>> BEGIN RECORDS FOR THIS EXERCISE

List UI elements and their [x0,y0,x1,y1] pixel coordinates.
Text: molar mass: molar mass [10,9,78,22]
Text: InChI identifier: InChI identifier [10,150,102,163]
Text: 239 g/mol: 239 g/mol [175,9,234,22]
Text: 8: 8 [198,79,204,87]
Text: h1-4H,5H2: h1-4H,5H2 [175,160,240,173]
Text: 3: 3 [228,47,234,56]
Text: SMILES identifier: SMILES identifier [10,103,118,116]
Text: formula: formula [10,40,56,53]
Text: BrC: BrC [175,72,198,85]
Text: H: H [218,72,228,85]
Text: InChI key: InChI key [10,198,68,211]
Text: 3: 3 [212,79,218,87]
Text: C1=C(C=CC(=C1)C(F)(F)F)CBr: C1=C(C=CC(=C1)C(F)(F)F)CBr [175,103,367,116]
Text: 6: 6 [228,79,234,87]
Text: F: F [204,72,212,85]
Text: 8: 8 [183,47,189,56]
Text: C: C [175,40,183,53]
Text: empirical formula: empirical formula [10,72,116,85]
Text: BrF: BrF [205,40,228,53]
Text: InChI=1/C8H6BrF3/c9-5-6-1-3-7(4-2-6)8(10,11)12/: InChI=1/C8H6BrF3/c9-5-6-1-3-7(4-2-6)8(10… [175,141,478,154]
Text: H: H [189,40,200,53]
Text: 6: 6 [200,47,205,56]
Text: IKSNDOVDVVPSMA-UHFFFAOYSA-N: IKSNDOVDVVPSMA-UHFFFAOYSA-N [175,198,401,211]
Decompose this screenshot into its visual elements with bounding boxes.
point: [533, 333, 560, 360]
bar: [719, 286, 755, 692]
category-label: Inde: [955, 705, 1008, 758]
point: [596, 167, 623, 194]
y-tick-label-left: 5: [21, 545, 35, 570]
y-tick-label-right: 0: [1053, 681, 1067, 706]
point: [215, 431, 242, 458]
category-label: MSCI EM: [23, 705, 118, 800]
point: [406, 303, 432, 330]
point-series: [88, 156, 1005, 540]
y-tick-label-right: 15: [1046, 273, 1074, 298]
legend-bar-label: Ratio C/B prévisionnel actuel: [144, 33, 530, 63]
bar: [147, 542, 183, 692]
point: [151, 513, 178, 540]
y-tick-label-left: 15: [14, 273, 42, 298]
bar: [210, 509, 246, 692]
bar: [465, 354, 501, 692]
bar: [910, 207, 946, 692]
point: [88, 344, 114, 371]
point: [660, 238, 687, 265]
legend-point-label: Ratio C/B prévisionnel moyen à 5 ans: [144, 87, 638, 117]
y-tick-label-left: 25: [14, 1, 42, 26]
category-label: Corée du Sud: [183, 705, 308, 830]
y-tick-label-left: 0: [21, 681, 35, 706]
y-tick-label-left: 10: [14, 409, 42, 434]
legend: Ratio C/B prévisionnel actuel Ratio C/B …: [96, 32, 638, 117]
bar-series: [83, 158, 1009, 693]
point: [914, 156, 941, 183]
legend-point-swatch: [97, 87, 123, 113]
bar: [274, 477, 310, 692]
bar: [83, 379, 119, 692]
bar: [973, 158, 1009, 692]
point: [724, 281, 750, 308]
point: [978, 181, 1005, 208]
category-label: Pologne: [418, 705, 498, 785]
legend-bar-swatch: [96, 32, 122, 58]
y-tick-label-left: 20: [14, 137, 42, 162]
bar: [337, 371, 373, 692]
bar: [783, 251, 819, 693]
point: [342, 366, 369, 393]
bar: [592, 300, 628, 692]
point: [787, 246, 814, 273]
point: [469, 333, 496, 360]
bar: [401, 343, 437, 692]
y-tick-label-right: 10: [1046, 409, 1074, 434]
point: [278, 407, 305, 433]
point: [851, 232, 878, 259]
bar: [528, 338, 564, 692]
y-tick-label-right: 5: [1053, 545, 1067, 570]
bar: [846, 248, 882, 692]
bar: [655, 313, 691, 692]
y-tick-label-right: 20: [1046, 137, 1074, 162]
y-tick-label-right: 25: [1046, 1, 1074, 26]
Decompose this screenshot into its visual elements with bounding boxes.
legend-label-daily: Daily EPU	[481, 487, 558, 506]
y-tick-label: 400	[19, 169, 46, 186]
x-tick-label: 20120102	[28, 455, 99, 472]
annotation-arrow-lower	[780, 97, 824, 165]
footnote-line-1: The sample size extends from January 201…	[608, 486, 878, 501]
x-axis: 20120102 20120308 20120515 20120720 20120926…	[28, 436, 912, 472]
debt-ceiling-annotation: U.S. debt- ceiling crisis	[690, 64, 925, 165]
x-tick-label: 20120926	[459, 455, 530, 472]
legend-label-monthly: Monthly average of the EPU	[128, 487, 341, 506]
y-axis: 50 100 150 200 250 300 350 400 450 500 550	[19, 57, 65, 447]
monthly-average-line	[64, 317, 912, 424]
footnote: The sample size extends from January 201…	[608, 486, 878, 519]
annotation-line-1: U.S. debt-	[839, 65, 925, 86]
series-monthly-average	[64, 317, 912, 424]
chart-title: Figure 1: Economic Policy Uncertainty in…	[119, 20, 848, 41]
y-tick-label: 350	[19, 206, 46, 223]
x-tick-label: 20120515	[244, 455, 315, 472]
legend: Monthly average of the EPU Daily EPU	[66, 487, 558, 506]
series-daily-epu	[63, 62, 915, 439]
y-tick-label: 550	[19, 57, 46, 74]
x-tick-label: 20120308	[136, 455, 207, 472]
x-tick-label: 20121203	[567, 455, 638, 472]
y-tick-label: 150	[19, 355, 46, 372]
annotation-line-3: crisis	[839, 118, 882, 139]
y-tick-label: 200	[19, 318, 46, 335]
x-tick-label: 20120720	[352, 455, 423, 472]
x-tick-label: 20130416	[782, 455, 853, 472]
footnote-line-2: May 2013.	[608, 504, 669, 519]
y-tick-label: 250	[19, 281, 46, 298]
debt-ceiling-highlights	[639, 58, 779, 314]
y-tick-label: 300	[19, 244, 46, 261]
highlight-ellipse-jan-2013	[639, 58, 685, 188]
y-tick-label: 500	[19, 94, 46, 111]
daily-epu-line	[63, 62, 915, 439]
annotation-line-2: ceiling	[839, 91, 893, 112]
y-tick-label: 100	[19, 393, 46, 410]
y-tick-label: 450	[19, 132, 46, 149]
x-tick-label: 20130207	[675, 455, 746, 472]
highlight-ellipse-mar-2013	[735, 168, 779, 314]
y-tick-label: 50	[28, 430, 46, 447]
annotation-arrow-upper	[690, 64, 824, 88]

>> END RECORDS FOR THIS EXERCISE

## TASK TO CARRY OUT
Rewrite the records above in full, replacing every "category-label" with "category-name" and keeping everything else unchanged.

## SOLUTION TO THIS PROBLEM
List UI elements and their [x0,y0,x1,y1] pixel coordinates.
Text: molar mass: molar mass [10,9,78,22]
Text: InChI identifier: InChI identifier [10,150,102,163]
Text: 239 g/mol: 239 g/mol [175,9,234,22]
Text: 8: 8 [198,79,204,87]
Text: h1-4H,5H2: h1-4H,5H2 [175,160,240,173]
Text: 3: 3 [228,47,234,56]
Text: SMILES identifier: SMILES identifier [10,103,118,116]
Text: formula: formula [10,40,56,53]
Text: BrC: BrC [175,72,198,85]
Text: H: H [218,72,228,85]
Text: InChI key: InChI key [10,198,68,211]
Text: 3: 3 [212,79,218,87]
Text: C1=C(C=CC(=C1)C(F)(F)F)CBr: C1=C(C=CC(=C1)C(F)(F)F)CBr [175,103,367,116]
Text: 6: 6 [228,79,234,87]
Text: F: F [204,72,212,85]
Text: 8: 8 [183,47,189,56]
Text: C: C [175,40,183,53]
Text: empirical formula: empirical formula [10,72,116,85]
Text: BrF: BrF [205,40,228,53]
Text: InChI=1/C8H6BrF3/c9-5-6-1-3-7(4-2-6)8(10,11)12/: InChI=1/C8H6BrF3/c9-5-6-1-3-7(4-2-6)8(10… [175,141,478,154]
Text: H: H [189,40,200,53]
Text: 6: 6 [200,47,205,56]
Text: IKSNDOVDVVPSMA-UHFFFAOYSA-N: IKSNDOVDVVPSMA-UHFFFAOYSA-N [175,198,401,211]
Decompose this screenshot into its visual elements with bounding boxes.
point: [533, 333, 560, 360]
bar: [719, 286, 755, 692]
category-name: Inde: [955, 705, 1008, 758]
point: [596, 167, 623, 194]
y-tick-label-left: 5: [21, 545, 35, 570]
y-tick-label-right: 0: [1053, 681, 1067, 706]
point: [215, 431, 242, 458]
category-name: MSCI EM: [23, 705, 118, 800]
point: [406, 303, 432, 330]
point-series: [88, 156, 1005, 540]
y-tick-label-right: 15: [1046, 273, 1074, 298]
legend-bar-label: Ratio C/B prévisionnel actuel: [144, 33, 530, 63]
bar: [147, 542, 183, 692]
point: [151, 513, 178, 540]
y-tick-label-left: 15: [14, 273, 42, 298]
bar: [210, 509, 246, 692]
bar: [465, 354, 501, 692]
bar: [910, 207, 946, 692]
point: [88, 344, 114, 371]
point: [660, 238, 687, 265]
legend-point-label: Ratio C/B prévisionnel moyen à 5 ans: [144, 87, 638, 117]
y-tick-label-left: 25: [14, 1, 42, 26]
category-name: Corée du Sud: [183, 705, 308, 830]
y-tick-label-left: 0: [21, 681, 35, 706]
y-tick-label-left: 10: [14, 409, 42, 434]
legend: Ratio C/B prévisionnel actuel Ratio C/B …: [96, 32, 638, 117]
bar-series: [83, 158, 1009, 693]
point: [914, 156, 941, 183]
legend-point-swatch: [97, 87, 123, 113]
bar: [274, 477, 310, 692]
bar: [83, 379, 119, 692]
bar: [973, 158, 1009, 692]
point: [724, 281, 750, 308]
point: [978, 181, 1005, 208]
category-name: Pologne: [418, 705, 498, 785]
legend-bar-swatch: [96, 32, 122, 58]
y-tick-label-left: 20: [14, 137, 42, 162]
bar: [337, 371, 373, 692]
bar: [783, 251, 819, 693]
point: [342, 366, 369, 393]
bar: [592, 300, 628, 692]
point: [787, 246, 814, 273]
point: [469, 333, 496, 360]
bar: [401, 343, 437, 692]
y-tick-label-right: 10: [1046, 409, 1074, 434]
point: [278, 407, 305, 433]
point: [851, 232, 878, 259]
bar: [528, 338, 564, 692]
y-tick-label-right: 5: [1053, 545, 1067, 570]
bar: [846, 248, 882, 692]
bar: [655, 313, 691, 692]
y-tick-label-right: 20: [1046, 137, 1074, 162]
y-tick-label-right: 25: [1046, 1, 1074, 26]
Decompose this screenshot into its visual elements with bounding boxes.
legend-label-daily: Daily EPU	[481, 487, 558, 506]
y-tick-label: 400	[19, 169, 46, 186]
x-tick-label: 20120102	[28, 455, 99, 472]
annotation-arrow-lower	[780, 97, 824, 165]
footnote-line-1: The sample size extends from January 201…	[608, 486, 878, 501]
x-axis: 20120102 20120308 20120515 20120720 20120926…	[28, 436, 912, 472]
debt-ceiling-annotation: U.S. debt- ceiling crisis	[690, 64, 925, 165]
x-tick-label: 20120926	[459, 455, 530, 472]
legend-label-monthly: Monthly average of the EPU	[128, 487, 341, 506]
y-axis: 50 100 150 200 250 300 350 400 450 500 550	[19, 57, 65, 447]
monthly-average-line	[64, 317, 912, 424]
footnote: The sample size extends from January 201…	[608, 486, 878, 519]
annotation-line-1: U.S. debt-	[839, 65, 925, 86]
series-monthly-average	[64, 317, 912, 424]
chart-title: Figure 1: Economic Policy Uncertainty in…	[119, 20, 848, 41]
y-tick-label: 350	[19, 206, 46, 223]
x-tick-label: 20120515	[244, 455, 315, 472]
legend: Monthly average of the EPU Daily EPU	[66, 487, 558, 506]
series-daily-epu	[63, 62, 915, 439]
y-tick-label: 550	[19, 57, 46, 74]
x-tick-label: 20120308	[136, 455, 207, 472]
x-tick-label: 20121203	[567, 455, 638, 472]
y-tick-label: 150	[19, 355, 46, 372]
annotation-line-3: crisis	[839, 118, 882, 139]
y-tick-label: 200	[19, 318, 46, 335]
x-tick-label: 20120720	[352, 455, 423, 472]
x-tick-label: 20130416	[782, 455, 853, 472]
footnote-line-2: May 2013.	[608, 504, 669, 519]
y-tick-label: 250	[19, 281, 46, 298]
debt-ceiling-highlights	[639, 58, 779, 314]
y-tick-label: 300	[19, 244, 46, 261]
highlight-ellipse-jan-2013	[639, 58, 685, 188]
y-tick-label: 500	[19, 94, 46, 111]
daily-epu-line	[63, 62, 915, 439]
annotation-line-2: ceiling	[839, 91, 893, 112]
y-tick-label: 100	[19, 393, 46, 410]
y-tick-label: 450	[19, 132, 46, 149]
x-tick-label: 20130207	[675, 455, 746, 472]
highlight-ellipse-mar-2013	[735, 168, 779, 314]
y-tick-label: 50	[28, 430, 46, 447]
annotation-arrow-upper	[690, 64, 824, 88]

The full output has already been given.